» **Aim**: Repeat every line below exactly as it reads.

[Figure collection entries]

** BEGIN **

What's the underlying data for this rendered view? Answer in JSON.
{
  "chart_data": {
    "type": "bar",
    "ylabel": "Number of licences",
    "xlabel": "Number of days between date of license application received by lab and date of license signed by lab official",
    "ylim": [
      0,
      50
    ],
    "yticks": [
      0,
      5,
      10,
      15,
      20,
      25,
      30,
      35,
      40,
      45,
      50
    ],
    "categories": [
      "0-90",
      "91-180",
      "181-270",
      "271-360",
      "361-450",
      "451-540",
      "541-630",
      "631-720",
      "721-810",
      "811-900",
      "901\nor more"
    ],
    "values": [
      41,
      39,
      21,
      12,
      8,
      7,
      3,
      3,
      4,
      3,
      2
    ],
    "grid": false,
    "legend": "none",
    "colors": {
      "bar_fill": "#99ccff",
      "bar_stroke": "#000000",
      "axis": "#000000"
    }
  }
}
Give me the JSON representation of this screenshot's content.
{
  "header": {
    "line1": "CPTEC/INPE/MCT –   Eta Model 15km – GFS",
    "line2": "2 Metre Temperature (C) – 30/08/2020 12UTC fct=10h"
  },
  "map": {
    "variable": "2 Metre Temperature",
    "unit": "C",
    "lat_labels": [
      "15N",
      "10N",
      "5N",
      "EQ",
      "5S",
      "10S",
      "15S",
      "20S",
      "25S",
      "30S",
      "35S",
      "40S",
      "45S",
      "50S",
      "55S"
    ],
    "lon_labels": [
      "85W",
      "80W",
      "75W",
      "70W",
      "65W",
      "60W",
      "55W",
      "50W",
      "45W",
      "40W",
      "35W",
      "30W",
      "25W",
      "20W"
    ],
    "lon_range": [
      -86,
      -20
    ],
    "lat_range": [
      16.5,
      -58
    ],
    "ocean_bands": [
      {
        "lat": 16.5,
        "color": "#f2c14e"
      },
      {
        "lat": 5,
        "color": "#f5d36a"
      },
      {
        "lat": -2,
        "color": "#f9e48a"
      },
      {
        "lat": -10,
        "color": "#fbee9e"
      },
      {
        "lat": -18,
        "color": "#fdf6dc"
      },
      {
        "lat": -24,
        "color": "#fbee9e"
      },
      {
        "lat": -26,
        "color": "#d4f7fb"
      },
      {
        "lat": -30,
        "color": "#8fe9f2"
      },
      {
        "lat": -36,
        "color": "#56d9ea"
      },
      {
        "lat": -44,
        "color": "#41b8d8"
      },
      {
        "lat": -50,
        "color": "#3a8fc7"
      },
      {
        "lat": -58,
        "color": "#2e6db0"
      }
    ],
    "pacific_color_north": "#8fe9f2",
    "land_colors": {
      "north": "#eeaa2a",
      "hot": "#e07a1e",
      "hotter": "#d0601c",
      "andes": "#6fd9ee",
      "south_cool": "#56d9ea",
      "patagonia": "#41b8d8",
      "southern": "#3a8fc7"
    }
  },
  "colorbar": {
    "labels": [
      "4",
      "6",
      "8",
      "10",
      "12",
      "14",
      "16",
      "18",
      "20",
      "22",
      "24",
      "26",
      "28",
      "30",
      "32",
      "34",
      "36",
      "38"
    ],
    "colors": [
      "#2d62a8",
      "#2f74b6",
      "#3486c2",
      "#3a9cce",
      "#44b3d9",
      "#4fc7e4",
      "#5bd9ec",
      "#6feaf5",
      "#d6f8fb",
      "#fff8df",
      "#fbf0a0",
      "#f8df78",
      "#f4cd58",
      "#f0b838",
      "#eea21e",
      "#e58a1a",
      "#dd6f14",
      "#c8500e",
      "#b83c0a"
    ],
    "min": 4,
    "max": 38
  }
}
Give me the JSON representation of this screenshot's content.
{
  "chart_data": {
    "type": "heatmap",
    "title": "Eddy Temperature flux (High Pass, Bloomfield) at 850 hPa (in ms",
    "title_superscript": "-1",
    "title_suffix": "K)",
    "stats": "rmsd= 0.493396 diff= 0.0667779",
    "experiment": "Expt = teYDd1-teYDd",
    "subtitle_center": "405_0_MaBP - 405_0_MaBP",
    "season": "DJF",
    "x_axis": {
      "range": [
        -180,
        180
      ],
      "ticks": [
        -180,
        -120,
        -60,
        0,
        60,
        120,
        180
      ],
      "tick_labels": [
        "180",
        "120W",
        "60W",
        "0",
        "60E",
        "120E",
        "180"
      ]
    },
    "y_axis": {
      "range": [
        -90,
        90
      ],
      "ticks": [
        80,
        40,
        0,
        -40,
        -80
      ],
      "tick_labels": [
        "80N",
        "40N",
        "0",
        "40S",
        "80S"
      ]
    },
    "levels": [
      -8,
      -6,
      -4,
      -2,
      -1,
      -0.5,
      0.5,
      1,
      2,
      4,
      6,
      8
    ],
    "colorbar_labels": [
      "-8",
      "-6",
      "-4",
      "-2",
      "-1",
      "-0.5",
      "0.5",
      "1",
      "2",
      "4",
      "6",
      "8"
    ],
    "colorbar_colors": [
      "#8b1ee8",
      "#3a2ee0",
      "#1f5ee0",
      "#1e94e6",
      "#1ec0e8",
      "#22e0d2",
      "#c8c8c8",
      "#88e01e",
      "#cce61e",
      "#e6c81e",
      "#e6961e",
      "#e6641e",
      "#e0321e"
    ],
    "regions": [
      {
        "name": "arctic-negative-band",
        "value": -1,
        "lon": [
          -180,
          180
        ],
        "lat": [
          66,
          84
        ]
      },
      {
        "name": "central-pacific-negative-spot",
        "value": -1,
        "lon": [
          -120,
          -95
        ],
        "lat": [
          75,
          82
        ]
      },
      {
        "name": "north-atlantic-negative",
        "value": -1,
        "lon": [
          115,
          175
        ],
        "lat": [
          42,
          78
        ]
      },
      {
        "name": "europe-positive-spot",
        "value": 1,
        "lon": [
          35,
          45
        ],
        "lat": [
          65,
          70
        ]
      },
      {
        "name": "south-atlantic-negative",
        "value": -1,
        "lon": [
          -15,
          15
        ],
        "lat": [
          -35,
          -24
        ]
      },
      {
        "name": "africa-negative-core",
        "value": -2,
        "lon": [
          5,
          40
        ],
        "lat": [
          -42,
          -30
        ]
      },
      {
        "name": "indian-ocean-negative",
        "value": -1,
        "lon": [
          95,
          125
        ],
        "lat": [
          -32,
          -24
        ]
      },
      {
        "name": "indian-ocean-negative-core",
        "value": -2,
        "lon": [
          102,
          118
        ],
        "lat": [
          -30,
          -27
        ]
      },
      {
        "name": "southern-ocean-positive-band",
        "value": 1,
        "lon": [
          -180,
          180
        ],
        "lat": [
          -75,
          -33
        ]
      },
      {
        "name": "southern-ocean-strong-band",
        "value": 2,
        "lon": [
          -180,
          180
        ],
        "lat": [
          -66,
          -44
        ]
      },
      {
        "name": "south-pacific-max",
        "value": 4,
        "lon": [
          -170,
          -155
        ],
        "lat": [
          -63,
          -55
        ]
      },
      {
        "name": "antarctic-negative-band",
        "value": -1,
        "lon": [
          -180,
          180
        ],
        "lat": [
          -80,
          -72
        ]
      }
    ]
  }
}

** END **

» **Response to the task**:
What's the underlying data for this rendered view? Answer in JSON.
{
  "chart_data": {
    "type": "bar",
    "ylabel": "Number of licences",
    "xlabel": "Number of days between date of license application received by lab and date of license signed by lab official",
    "ylim": [
      0,
      50
    ],
    "yticks": [
      0,
      5,
      10,
      15,
      20,
      25,
      30,
      35,
      40,
      45,
      50
    ],
    "categories": [
      "0-90",
      "91-180",
      "181-270",
      "271-360",
      "361-450",
      "451-540",
      "541-630",
      "631-720",
      "721-810",
      "811-900",
      "901\nor more"
    ],
    "values": [
      41,
      39,
      21,
      12,
      8,
      7,
      3,
      3,
      4,
      3,
      2
    ],
    "grid": false,
    "legend": "none",
    "colors": {
      "bar_fill": "#99ccff",
      "bar_stroke": "#000000",
      "axis": "#000000"
    }
  }
}
Give me the JSON representation of this screenshot's content.
{
  "header": {
    "line1": "CPTEC/INPE/MCT –   Eta Model 15km – GFS",
    "line2": "2 Metre Temperature (C) – 30/08/2020 12UTC fct=10h"
  },
  "map": {
    "variable": "2 Metre Temperature",
    "unit": "C",
    "lat_labels": [
      "15N",
      "10N",
      "5N",
      "EQ",
      "5S",
      "10S",
      "15S",
      "20S",
      "25S",
      "30S",
      "35S",
      "40S",
      "45S",
      "50S",
      "55S"
    ],
    "lon_labels": [
      "85W",
      "80W",
      "75W",
      "70W",
      "65W",
      "60W",
      "55W",
      "50W",
      "45W",
      "40W",
      "35W",
      "30W",
      "25W",
      "20W"
    ],
    "lon_range": [
      -86,
      -20
    ],
    "lat_range": [
      16.5,
      -58
    ],
    "ocean_bands": [
      {
        "lat": 16.5,
        "color": "#f2c14e"
      },
      {
        "lat": 5,
        "color": "#f5d36a"
      },
      {
        "lat": -2,
        "color": "#f9e48a"
      },
      {
        "lat": -10,
        "color": "#fbee9e"
      },
      {
        "lat": -18,
        "color": "#fdf6dc"
      },
      {
        "lat": -24,
        "color": "#fbee9e"
      },
      {
        "lat": -26,
        "color": "#d4f7fb"
      },
      {
        "lat": -30,
        "color": "#8fe9f2"
      },
      {
        "lat": -36,
        "color": "#56d9ea"
      },
      {
        "lat": -44,
        "color": "#41b8d8"
      },
      {
        "lat": -50,
        "color": "#3a8fc7"
      },
      {
        "lat": -58,
        "color": "#2e6db0"
      }
    ],
    "pacific_color_north": "#8fe9f2",
    "land_colors": {
      "north": "#eeaa2a",
      "hot": "#e07a1e",
      "hotter": "#d0601c",
      "andes": "#6fd9ee",
      "south_cool": "#56d9ea",
      "patagonia": "#41b8d8",
      "southern": "#3a8fc7"
    }
  },
  "colorbar": {
    "labels": [
      "4",
      "6",
      "8",
      "10",
      "12",
      "14",
      "16",
      "18",
      "20",
      "22",
      "24",
      "26",
      "28",
      "30",
      "32",
      "34",
      "36",
      "38"
    ],
    "colors": [
      "#2d62a8",
      "#2f74b6",
      "#3486c2",
      "#3a9cce",
      "#44b3d9",
      "#4fc7e4",
      "#5bd9ec",
      "#6feaf5",
      "#d6f8fb",
      "#fff8df",
      "#fbf0a0",
      "#f8df78",
      "#f4cd58",
      "#f0b838",
      "#eea21e",
      "#e58a1a",
      "#dd6f14",
      "#c8500e",
      "#b83c0a"
    ],
    "min": 4,
    "max": 38
  }
}
Give me the JSON representation of this screenshot's content.
{
  "chart_data": {
    "type": "heatmap",
    "title": "Eddy Temperature flux (High Pass, Bloomfield) at 850 hPa (in ms",
    "title_superscript": "-1",
    "title_suffix": "K)",
    "stats": "rmsd= 0.493396 diff= 0.0667779",
    "experiment": "Expt = teYDd1-teYDd",
    "subtitle_center": "405_0_MaBP - 405_0_MaBP",
    "season": "DJF",
    "x_axis": {
      "range": [
        -180,
        180
      ],
      "ticks": [
        -180,
        -120,
        -60,
        0,
        60,
        120,
        180
      ],
      "tick_labels": [
        "180",
        "120W",
        "60W",
        "0",
        "60E",
        "120E",
        "180"
      ]
    },
    "y_axis": {
      "range": [
        -90,
        90
      ],
      "ticks": [
        80,
        40,
        0,
        -40,
        -80
      ],
      "tick_labels": [
        "80N",
        "40N",
        "0",
        "40S",
        "80S"
      ]
    },
    "levels": [
      -8,
      -6,
      -4,
      -2,
      -1,
      -0.5,
      0.5,
      1,
      2,
      4,
      6,
      8
    ],
    "colorbar_labels": [
      "-8",
      "-6",
      "-4",
      "-2",
      "-1",
      "-0.5",
      "0.5",
      "1",
      "2",
      "4",
      "6",
      "8"
    ],
    "colorbar_colors": [
      "#8b1ee8",
      "#3a2ee0",
      "#1f5ee0",
      "#1e94e6",
      "#1ec0e8",
      "#22e0d2",
      "#c8c8c8",
      "#88e01e",
      "#cce61e",
      "#e6c81e",
      "#e6961e",
      "#e6641e",
      "#e0321e"
    ],
    "regions": [
      {
        "name": "arctic-negative-band",
        "value": -1,
        "lon": [
          -180,
          180
        ],
        "lat": [
          66,
          84
        ]
      },
      {
        "name": "central-pacific-negative-spot",
        "value": -1,
        "lon": [
          -120,
          -95
        ],
        "lat": [
          75,
          82
        ]
      },
      {
        "name": "north-atlantic-negative",
        "value": -1,
        "lon": [
          115,
          175
        ],
        "lat": [
          42,
          78
        ]
      },
      {
        "name": "europe-positive-spot",
        "value": 1,
        "lon": [
          35,
          45
        ],
        "lat": [
          65,
          70
        ]
      },
      {
        "name": "south-atlantic-negative",
        "value": -1,
        "lon": [
          -15,
          15
        ],
        "lat": [
          -35,
          -24
        ]
      },
      {
        "name": "africa-negative-core",
        "value": -2,
        "lon": [
          5,
          40
        ],
        "lat": [
          -42,
          -30
        ]
      },
      {
        "name": "indian-ocean-negative",
        "value": -1,
        "lon": [
          95,
          125
        ],
        "lat": [
          -32,
          -24
        ]
      },
      {
        "name": "indian-ocean-negative-core",
        "value": -2,
        "lon": [
          102,
          118
        ],
        "lat": [
          -30,
          -27
        ]
      },
      {
        "name": "southern-ocean-positive-band",
        "value": 1,
        "lon": [
          -180,
          180
        ],
        "lat": [
          -75,
          -33
        ]
      },
      {
        "name": "southern-ocean-strong-band",
        "value": 2,
        "lon": [
          -180,
          180
        ],
        "lat": [
          -66,
          -44
        ]
      },
      {
        "name": "south-pacific-max",
        "value": 4,
        "lon": [
          -170,
          -155
        ],
        "lat": [
          -63,
          -55
        ]
      },
      {
        "name": "antarctic-negative-band",
        "value": -1,
        "lon": [
          -180,
          180
        ],
        "lat": [
          -80,
          -72
        ]
      }
    ]
  }
}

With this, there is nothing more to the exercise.